**REQUIREMENTS**.
Copy each line that has the string "Microsoft" somewhere in it.

Records from a dataset
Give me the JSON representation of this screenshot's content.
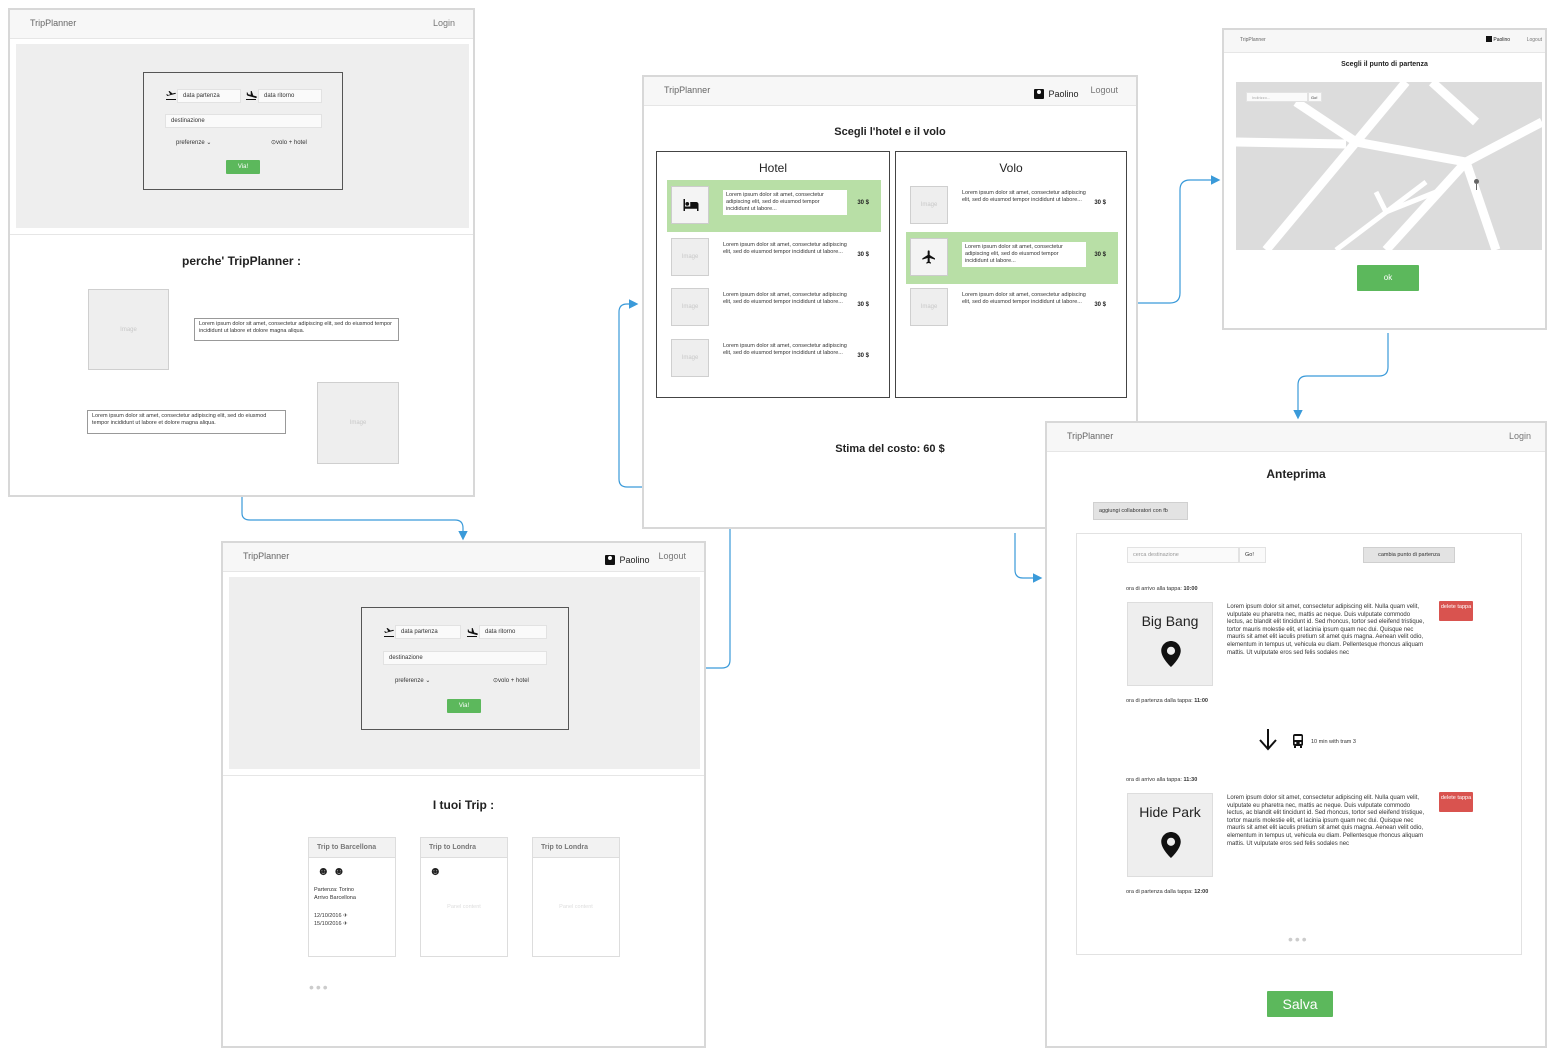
{
  "brand": "TripPlanner",
  "user_name": "Paolino",
  "screen1": {
    "login": "Login",
    "search": {
      "departure": "data partenza",
      "return": "data ritorno",
      "destination": "destinazione",
      "preferences": "preferenze",
      "mode": "volo + hotel",
      "go": "Via!"
    },
    "why_title": "perche' TripPlanner :",
    "image_label": "Image",
    "text1": "Lorem ipsum dolor sit amet, consectetur adipiscing elit, sed do eiusmod tempor incididunt ut labore et dolore magna aliqua.",
    "text2": "Lorem ipsum dolor sit amet, consectetur adipiscing elit, sed do eiusmod tempor incididunt ut labore et dolore magna aliqua."
  },
  "screen2": {
    "logout": "Logout",
    "search": {
      "departure": "data partenza",
      "return": "data ritorno",
      "destination": "destinazione",
      "preferences": "preferenze",
      "mode": "volo + hotel",
      "go": "Via!"
    },
    "trips_title": "I tuoi Trip :",
    "trips": [
      {
        "title": "Trip to Barcellona",
        "line1": "Partenza: Torino",
        "line2": "Arrivo Barcellona",
        "date1": "12/10/2016",
        "date2": "15/10/2016"
      },
      {
        "title": "Trip to Londra",
        "placeholder": "Panel content"
      },
      {
        "title": "Trip to Londra",
        "placeholder": "Panel content"
      }
    ],
    "more": "•••"
  },
  "screen3": {
    "logout": "Logout",
    "title": "Scegli l'hotel e il volo",
    "hotel_title": "Hotel",
    "flight_title": "Volo",
    "item_text": "Lorem ipsum dolor sit amet, consectetur adipiscing elit, sed do eiusmod tempor incididunt ut labore...",
    "price": "30 $",
    "image_label": "Image",
    "estimate": "Stima del costo: 60 $"
  },
  "screen4": {
    "logout": "Logout",
    "title": "Scegli il punto di partenza",
    "address_placeholder": "Indirizzo...",
    "go": "Go!",
    "ok": "ok"
  },
  "screen5": {
    "login": "Login",
    "title": "Anteprima",
    "add_fb": "aggiungi collaboratori con fb",
    "search_placeholder": "cerca destinazione",
    "go": "Go!",
    "change_start": "cambia punto di partenza",
    "stop1": {
      "arrival_label": "ora di arrivo alla tappa:",
      "arrival": "10:00",
      "name": "Big Bang",
      "departure_label": "ora di partenza dalla tappa:",
      "departure": "11:00"
    },
    "transit": "10 min with tram 3",
    "stop2": {
      "arrival_label": "ora di arrivo alla tappa:",
      "arrival": "11:30",
      "name": "Hide Park",
      "departure_label": "ora di partenza dalla tappa:",
      "departure": "12:00"
    },
    "stop_text": "Lorem ipsum dolor sit amet, consectetur adipiscing elit. Nulla quam velit, vulputate eu pharetra nec, mattis ac neque. Duis vulputate commodo lectus, ac blandit elit tincidunt id. Sed rhoncus, tortor sed eleifend tristique, tortor mauris molestie elit, et lacinia ipsum quam nec dui. Quisque nec mauris sit amet elit iaculis pretium sit amet quis magna. Aenean velit odio, elementum in tempus ut, vehicula eu diam. Pellentesque rhoncus aliquam mattis. Ut vulputate eros sed felis sodales nec",
    "delete": "delete tappa",
    "more": "•••",
    "save": "Salva"
  },
  "colors": {
    "green": "#5cb85c",
    "selected_row": "#b8dfa6",
    "red": "#d9534f",
    "arrow_blue": "#3a9ad9"
  }
}
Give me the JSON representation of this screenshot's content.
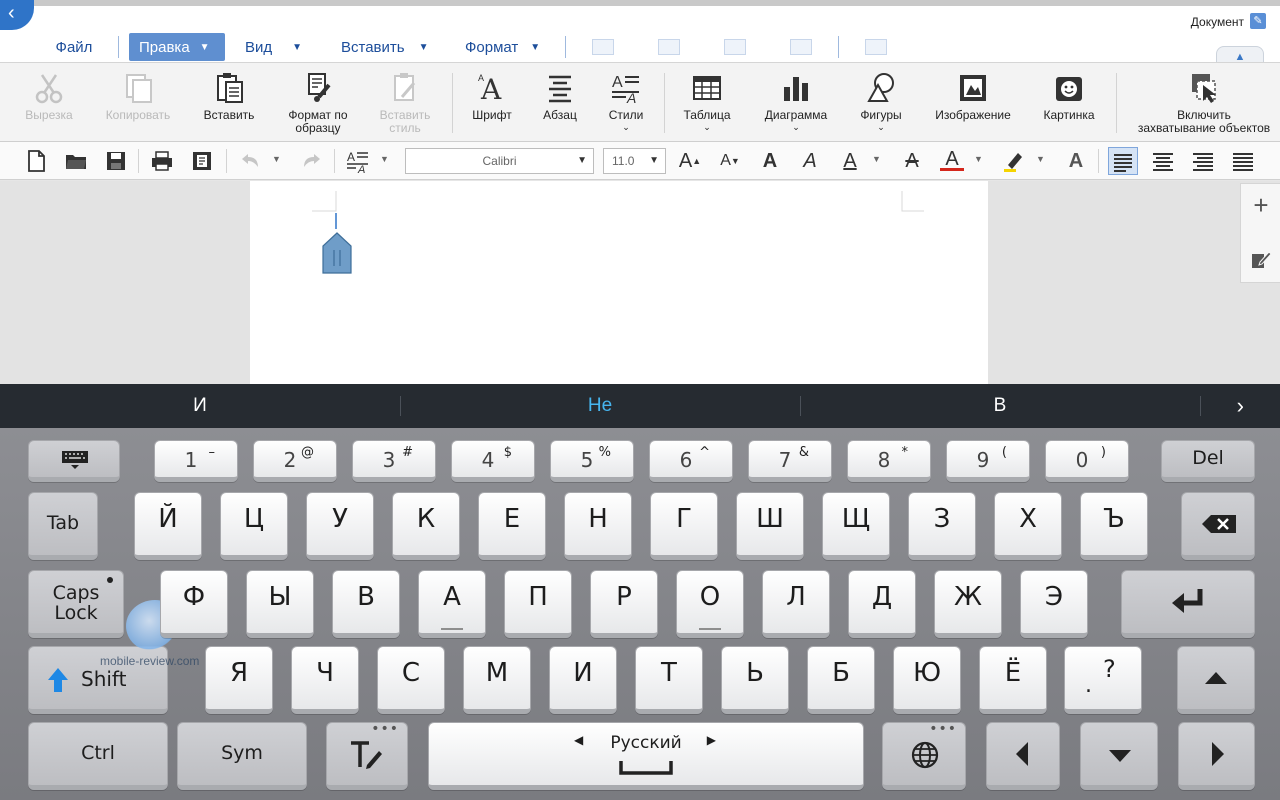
{
  "header": {
    "document_label": "Документ",
    "menus": [
      {
        "label": "Файл",
        "has_dropdown": false
      },
      {
        "label": "Правка",
        "has_dropdown": true,
        "active": true
      },
      {
        "label": "Вид",
        "has_dropdown": true
      },
      {
        "label": "Вставить",
        "has_dropdown": true
      },
      {
        "label": "Формат",
        "has_dropdown": true
      }
    ]
  },
  "ribbon": {
    "cut": "Вырезка",
    "copy": "Копировать",
    "paste": "Вставить",
    "format_painter_1": "Формат по",
    "format_painter_2": "образцу",
    "paste_style_1": "Вставить",
    "paste_style_2": "стиль",
    "font": "Шрифт",
    "paragraph": "Абзац",
    "styles": "Стили",
    "table": "Таблица",
    "chart": "Диаграмма",
    "shapes": "Фигуры",
    "image": "Изображение",
    "clipart": "Картинка",
    "capture_1": "Включить",
    "capture_2": "захватывание объектов"
  },
  "format_toolbar": {
    "font_name": "Calibri",
    "font_size": "11.0",
    "active_alignment": "left"
  },
  "suggestions": {
    "items": [
      "И",
      "Не",
      "В"
    ],
    "highlighted": "Не"
  },
  "keyboard": {
    "row1": [
      {
        "main": "1",
        "sub": "–"
      },
      {
        "main": "2",
        "sub": "@"
      },
      {
        "main": "3",
        "sub": "#"
      },
      {
        "main": "4",
        "sub": "$"
      },
      {
        "main": "5",
        "sub": "%"
      },
      {
        "main": "6",
        "sub": "^"
      },
      {
        "main": "7",
        "sub": "&"
      },
      {
        "main": "8",
        "sub": "*"
      },
      {
        "main": "9",
        "sub": "("
      },
      {
        "main": "0",
        "sub": ")"
      }
    ],
    "del": "Del",
    "tab": "Tab",
    "row2": [
      "Й",
      "Ц",
      "У",
      "К",
      "Е",
      "Н",
      "Г",
      "Ш",
      "Щ",
      "З",
      "Х",
      "Ъ"
    ],
    "caps_1": "Caps",
    "caps_2": "Lock",
    "row3": [
      "Ф",
      "Ы",
      "В",
      "А",
      "П",
      "Р",
      "О",
      "Л",
      "Д",
      "Ж",
      "Э"
    ],
    "shift": "Shift",
    "row4": [
      "Я",
      "Ч",
      "С",
      "М",
      "И",
      "Т",
      "Ь",
      "Б",
      "Ю",
      "Ё"
    ],
    "punct_main": "?",
    "punct_sub": ".",
    "ctrl": "Ctrl",
    "sym": "Sym",
    "language": "Русский"
  },
  "watermark": "mobile-review.com",
  "colors": {
    "accent": "#2f74c8",
    "menu_text": "#1d4e9b",
    "active_menu": "#5f8fd0",
    "suggestion_highlight": "#46b5ef",
    "suggestion_bar": "#262b31",
    "keyboard_bg": "#85868b"
  }
}
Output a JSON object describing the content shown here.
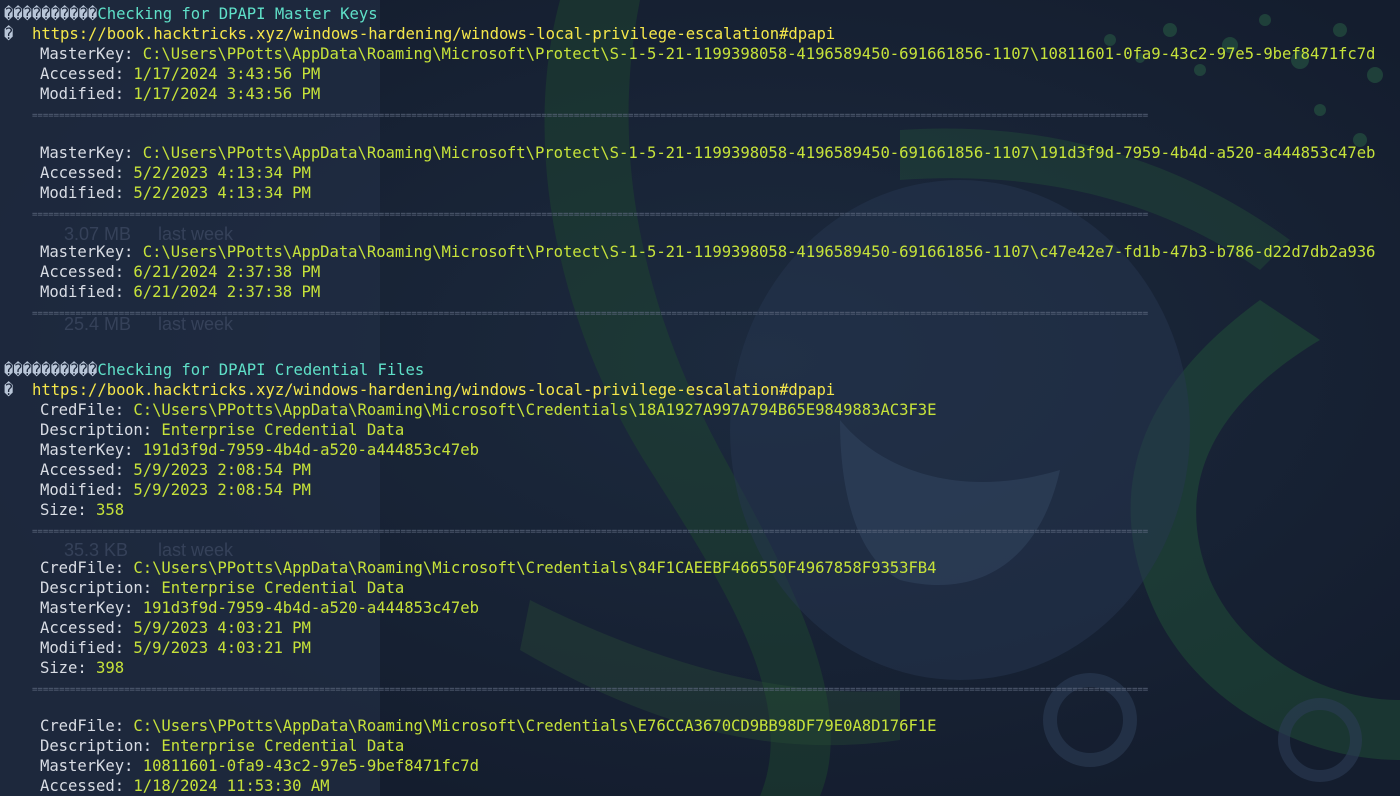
{
  "background": {
    "ghost_texts": [
      "3.07 MB",
      "last week",
      "25.4 MB",
      "last week",
      "35.3 KB",
      "last week"
    ]
  },
  "colors": {
    "bg": "#172236",
    "key": "#d8dce4",
    "value": "#c6e23a",
    "url": "#f5e74a",
    "header": "#5fe0c8"
  },
  "masterkeys": {
    "header_prefix": "����������",
    "header_text": "Checking for DPAPI Master Keys",
    "url_marker": "�",
    "url": "https://book.hacktricks.xyz/windows-hardening/windows-local-privilege-escalation#dpapi",
    "separator": "==============================================================================================================================================================================================================",
    "entries": [
      {
        "masterkey_label": "MasterKey:",
        "masterkey": "C:\\Users\\PPotts\\AppData\\Roaming\\Microsoft\\Protect\\S-1-5-21-1199398058-4196589450-691661856-1107\\10811601-0fa9-43c2-97e5-9bef8471fc7d",
        "accessed_label": "Accessed:",
        "accessed": "1/17/2024 3:43:56 PM",
        "modified_label": "Modified:",
        "modified": "1/17/2024 3:43:56 PM"
      },
      {
        "masterkey_label": "MasterKey:",
        "masterkey": "C:\\Users\\PPotts\\AppData\\Roaming\\Microsoft\\Protect\\S-1-5-21-1199398058-4196589450-691661856-1107\\191d3f9d-7959-4b4d-a520-a444853c47eb",
        "accessed_label": "Accessed:",
        "accessed": "5/2/2023 4:13:34 PM",
        "modified_label": "Modified:",
        "modified": "5/2/2023 4:13:34 PM"
      },
      {
        "masterkey_label": "MasterKey:",
        "masterkey": "C:\\Users\\PPotts\\AppData\\Roaming\\Microsoft\\Protect\\S-1-5-21-1199398058-4196589450-691661856-1107\\c47e42e7-fd1b-47b3-b786-d22d7db2a936",
        "accessed_label": "Accessed:",
        "accessed": "6/21/2024 2:37:38 PM",
        "modified_label": "Modified:",
        "modified": "6/21/2024 2:37:38 PM"
      }
    ]
  },
  "credfiles": {
    "header_prefix": "����������",
    "header_text": "Checking for DPAPI Credential Files",
    "url_marker": "�",
    "url": "https://book.hacktricks.xyz/windows-hardening/windows-local-privilege-escalation#dpapi",
    "entries": [
      {
        "credfile_label": "CredFile:",
        "credfile": "C:\\Users\\PPotts\\AppData\\Roaming\\Microsoft\\Credentials\\18A1927A997A794B65E9849883AC3F3E",
        "description_label": "Description:",
        "description": "Enterprise Credential Data",
        "masterkey_label": "MasterKey:",
        "masterkey": "191d3f9d-7959-4b4d-a520-a444853c47eb",
        "accessed_label": "Accessed:",
        "accessed": "5/9/2023 2:08:54 PM",
        "modified_label": "Modified:",
        "modified": "5/9/2023 2:08:54 PM",
        "size_label": "Size:",
        "size": "358"
      },
      {
        "credfile_label": "CredFile:",
        "credfile": "C:\\Users\\PPotts\\AppData\\Roaming\\Microsoft\\Credentials\\84F1CAEEBF466550F4967858F9353FB4",
        "description_label": "Description:",
        "description": "Enterprise Credential Data",
        "masterkey_label": "MasterKey:",
        "masterkey": "191d3f9d-7959-4b4d-a520-a444853c47eb",
        "accessed_label": "Accessed:",
        "accessed": "5/9/2023 4:03:21 PM",
        "modified_label": "Modified:",
        "modified": "5/9/2023 4:03:21 PM",
        "size_label": "Size:",
        "size": "398"
      },
      {
        "credfile_label": "CredFile:",
        "credfile": "C:\\Users\\PPotts\\AppData\\Roaming\\Microsoft\\Credentials\\E76CCA3670CD9BB98DF79E0A8D176F1E",
        "description_label": "Description:",
        "description": "Enterprise Credential Data",
        "masterkey_label": "MasterKey:",
        "masterkey": "10811601-0fa9-43c2-97e5-9bef8471fc7d",
        "accessed_label": "Accessed:",
        "accessed": "1/18/2024 11:53:30 AM"
      }
    ]
  }
}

**SOLUTION TO THIS PROBLEM**.
        "masterkey": "C:\\Users\\PPotts\\AppData\\Roaming\\Microsoft\\Protect\\S-1-5-21-1199398058-4196589450-691661856-1107\\10811601-0fa9-43c2-97e5-9bef8471fc7d",
        "masterkey": "C:\\Users\\PPotts\\AppData\\Roaming\\Microsoft\\Protect\\S-1-5-21-1199398058-4196589450-691661856-1107\\191d3f9d-7959-4b4d-a520-a444853c47eb",
        "masterkey": "C:\\Users\\PPotts\\AppData\\Roaming\\Microsoft\\Protect\\S-1-5-21-1199398058-4196589450-691661856-1107\\c47e42e7-fd1b-47b3-b786-d22d7db2a936",
        "credfile": "C:\\Users\\PPotts\\AppData\\Roaming\\Microsoft\\Credentials\\18A1927A997A794B65E9849883AC3F3E",
        "credfile": "C:\\Users\\PPotts\\AppData\\Roaming\\Microsoft\\Credentials\\84F1CAEEBF466550F4967858F9353FB4",
        "credfile": "C:\\Users\\PPotts\\AppData\\Roaming\\Microsoft\\Credentials\\E76CCA3670CD9BB98DF79E0A8D176F1E",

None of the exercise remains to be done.